• Reading text:
§ §

MedSafetyWeek 2025: Preventing medicine side effects

This week, the ninth annual #MedSafetyWeek will take place, with regulators from 94 countries and 107 organisations participating worldwide to prevent harmful medicine side effects.

#MedSafetyWeek is part of international efforts to raise awareness about the importance of reporting suspected medicine side effects to national medicines regulatory authorities, such as the Medicines and Healthcare Products Regulatory Agency (MHRA).

This year’s campaign, which runs from 4 to 10 November, focuses on correctly using medicines to prevent side effects.

This means taking the right medicines at the right time, in the right way and at the right dose, and carefully following instructions for the use of medical devices.

Following these steps can drastically reduce the risk of side effects and safety issues.

Yellow Card scheme for reporting medicine side effects

When medicine side effects do arise, this MedSafetyWeek they should be reported directly to the MHRA’s Yellow Card scheme and local reporting systems as soon as possible.

Anyone can make a report: patients, parents, carers and healthcare professionals.

§ §

• Given entries:
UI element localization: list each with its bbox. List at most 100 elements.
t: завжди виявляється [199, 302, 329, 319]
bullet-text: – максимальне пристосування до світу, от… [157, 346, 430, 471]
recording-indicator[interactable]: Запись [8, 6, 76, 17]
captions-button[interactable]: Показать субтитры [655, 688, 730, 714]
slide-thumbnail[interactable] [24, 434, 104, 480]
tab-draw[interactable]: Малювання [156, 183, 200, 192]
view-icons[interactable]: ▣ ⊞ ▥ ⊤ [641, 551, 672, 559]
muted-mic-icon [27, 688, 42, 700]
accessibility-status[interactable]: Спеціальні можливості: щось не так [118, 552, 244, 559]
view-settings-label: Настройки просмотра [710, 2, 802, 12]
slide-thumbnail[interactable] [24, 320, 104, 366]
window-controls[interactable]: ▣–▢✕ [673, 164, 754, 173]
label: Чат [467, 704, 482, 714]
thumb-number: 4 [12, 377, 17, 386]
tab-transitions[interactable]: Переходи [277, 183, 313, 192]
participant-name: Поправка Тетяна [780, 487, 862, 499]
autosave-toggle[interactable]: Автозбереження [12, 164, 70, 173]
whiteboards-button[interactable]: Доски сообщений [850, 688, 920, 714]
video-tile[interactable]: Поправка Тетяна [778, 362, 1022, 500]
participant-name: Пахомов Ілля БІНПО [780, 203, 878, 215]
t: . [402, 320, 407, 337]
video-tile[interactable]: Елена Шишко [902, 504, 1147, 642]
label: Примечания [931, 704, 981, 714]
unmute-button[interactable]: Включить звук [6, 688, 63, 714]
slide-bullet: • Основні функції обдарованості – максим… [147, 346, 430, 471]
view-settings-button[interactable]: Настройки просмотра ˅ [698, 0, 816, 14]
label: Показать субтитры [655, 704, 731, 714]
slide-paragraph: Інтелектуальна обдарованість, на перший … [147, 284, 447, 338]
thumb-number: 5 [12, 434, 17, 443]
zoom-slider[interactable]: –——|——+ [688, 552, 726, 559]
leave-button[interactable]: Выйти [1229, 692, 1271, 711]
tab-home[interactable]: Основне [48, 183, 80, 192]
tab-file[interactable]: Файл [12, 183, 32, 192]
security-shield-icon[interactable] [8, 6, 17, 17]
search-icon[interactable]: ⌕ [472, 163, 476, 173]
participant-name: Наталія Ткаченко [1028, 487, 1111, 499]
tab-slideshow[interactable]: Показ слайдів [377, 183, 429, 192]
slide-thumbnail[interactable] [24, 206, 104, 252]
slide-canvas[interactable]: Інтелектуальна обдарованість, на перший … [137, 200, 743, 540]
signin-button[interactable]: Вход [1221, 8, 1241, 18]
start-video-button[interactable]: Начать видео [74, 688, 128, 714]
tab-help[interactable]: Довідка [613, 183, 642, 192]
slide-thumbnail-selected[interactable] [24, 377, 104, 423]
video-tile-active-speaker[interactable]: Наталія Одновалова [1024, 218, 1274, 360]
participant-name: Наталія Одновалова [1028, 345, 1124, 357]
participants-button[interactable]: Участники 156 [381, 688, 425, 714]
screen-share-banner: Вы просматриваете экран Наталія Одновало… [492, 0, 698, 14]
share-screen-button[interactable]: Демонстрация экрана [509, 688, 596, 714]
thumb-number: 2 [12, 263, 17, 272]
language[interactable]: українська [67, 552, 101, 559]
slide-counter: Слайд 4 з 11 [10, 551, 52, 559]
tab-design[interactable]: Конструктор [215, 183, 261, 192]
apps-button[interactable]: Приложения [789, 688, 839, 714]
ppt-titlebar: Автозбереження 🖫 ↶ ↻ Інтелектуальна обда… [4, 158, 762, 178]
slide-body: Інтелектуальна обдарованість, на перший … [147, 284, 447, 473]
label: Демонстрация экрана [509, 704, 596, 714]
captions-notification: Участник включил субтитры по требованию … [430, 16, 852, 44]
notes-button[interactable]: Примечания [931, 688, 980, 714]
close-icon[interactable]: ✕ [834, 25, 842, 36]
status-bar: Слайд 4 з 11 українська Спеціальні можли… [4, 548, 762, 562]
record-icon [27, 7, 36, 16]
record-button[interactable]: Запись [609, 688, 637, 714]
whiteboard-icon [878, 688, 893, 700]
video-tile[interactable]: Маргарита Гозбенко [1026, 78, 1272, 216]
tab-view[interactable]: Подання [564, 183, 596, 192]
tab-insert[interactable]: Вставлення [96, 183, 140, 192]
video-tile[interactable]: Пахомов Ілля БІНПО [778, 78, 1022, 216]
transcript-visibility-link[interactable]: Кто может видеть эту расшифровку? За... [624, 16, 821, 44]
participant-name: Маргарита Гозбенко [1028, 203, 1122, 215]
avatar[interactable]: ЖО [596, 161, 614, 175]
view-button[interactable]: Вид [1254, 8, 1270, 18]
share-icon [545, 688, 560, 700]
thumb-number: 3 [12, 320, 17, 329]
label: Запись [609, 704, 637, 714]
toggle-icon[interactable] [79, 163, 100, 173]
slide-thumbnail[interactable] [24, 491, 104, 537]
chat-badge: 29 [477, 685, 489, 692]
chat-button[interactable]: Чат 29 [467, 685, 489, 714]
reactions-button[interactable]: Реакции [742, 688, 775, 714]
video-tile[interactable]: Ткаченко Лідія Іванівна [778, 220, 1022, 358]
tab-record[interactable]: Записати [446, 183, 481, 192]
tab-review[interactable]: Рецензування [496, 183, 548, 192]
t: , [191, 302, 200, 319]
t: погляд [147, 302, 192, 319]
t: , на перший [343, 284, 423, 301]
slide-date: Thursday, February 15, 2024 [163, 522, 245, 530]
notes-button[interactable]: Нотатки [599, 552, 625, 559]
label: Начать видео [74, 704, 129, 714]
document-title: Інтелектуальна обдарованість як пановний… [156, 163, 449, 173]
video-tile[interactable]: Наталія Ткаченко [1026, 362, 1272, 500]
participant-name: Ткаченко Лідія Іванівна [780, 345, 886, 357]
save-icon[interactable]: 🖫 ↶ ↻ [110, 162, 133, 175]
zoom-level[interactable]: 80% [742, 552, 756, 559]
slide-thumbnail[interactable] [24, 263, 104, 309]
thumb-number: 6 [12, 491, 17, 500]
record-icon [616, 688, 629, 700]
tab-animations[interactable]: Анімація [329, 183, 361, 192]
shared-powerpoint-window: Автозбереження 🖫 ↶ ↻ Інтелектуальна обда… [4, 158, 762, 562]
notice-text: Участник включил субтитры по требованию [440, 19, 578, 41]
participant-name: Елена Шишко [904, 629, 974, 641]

§ §

• Problems and tasks:
a - Repeat the MedSafetyWeek 2025 article word for word from "This week, the" to "Regulatory Agency (MHRA).".
b - Pick up the MedSafetyWeek 2025 article after its final sentence and continue it.

• Answers for each item:
a -
This week, the ninth annual #MedSafetyWeek will take place, with regulators from 94 countries and 107 organisations participating worldwide to prevent harmful medicine side effects.

#MedSafetyWeek is part of international efforts to raise awareness about the importance of reporting suspected medicine side effects to national medicines regulatory authorities, such as the Medicines and Healthcare Products Regulatory Agency (MHRA).

b -
In the UK, the MHRA’s Yellow Card scheme is a critical source of information for us as the regulator to monitor the safety of healthcare products once they are on the market.

Importantly, Yellow Card reports can help to identify previously unknown side effects – or adverse drug reactions (ADRs) – and provide new safety knowledge to ensure risk is minimised.

Reporting to the scheme allows the MHRA to identify new adverse effects and gain more information about known adverse effects. This helps to improve the safety of medicines and healthcare products for all patients.

Safety concerns about medical devices, blood factors, immunoglobulin products, e-cigarettes, and defective, low-quality, or fake healthcare products should also be reported on the Yellow Card website.

Protecting patients from avoidable harm

This year’s MedSafetyWeek theme of ‘preventing side effects’ aligns with the third World Health Organization (WHO) Global Patient Safety Challenge: Medication Without Harm.

Preventable medicine side effects contribute significantly to an increasing burden on patients and healthcare services, with studies consistently showing that between one-third and a half may be potentially preventable.

Anticipating and managing side effects is key to reducing this burden and protecting patients from avoidable harm.

Yellow Card Biobank pilots new trial

The Yellow Card Biobank is an MHRA and Genomics England pilot project to increase understanding of how a patient’s genetic makeup may increase their risk of side effects from prescribed medications.

The MHRA is currently looking for patients who have experienced severe skin reactions when taking allopurinol or severe bleeding when taking direct oral anticoagulants to join the study before mid-January 2025.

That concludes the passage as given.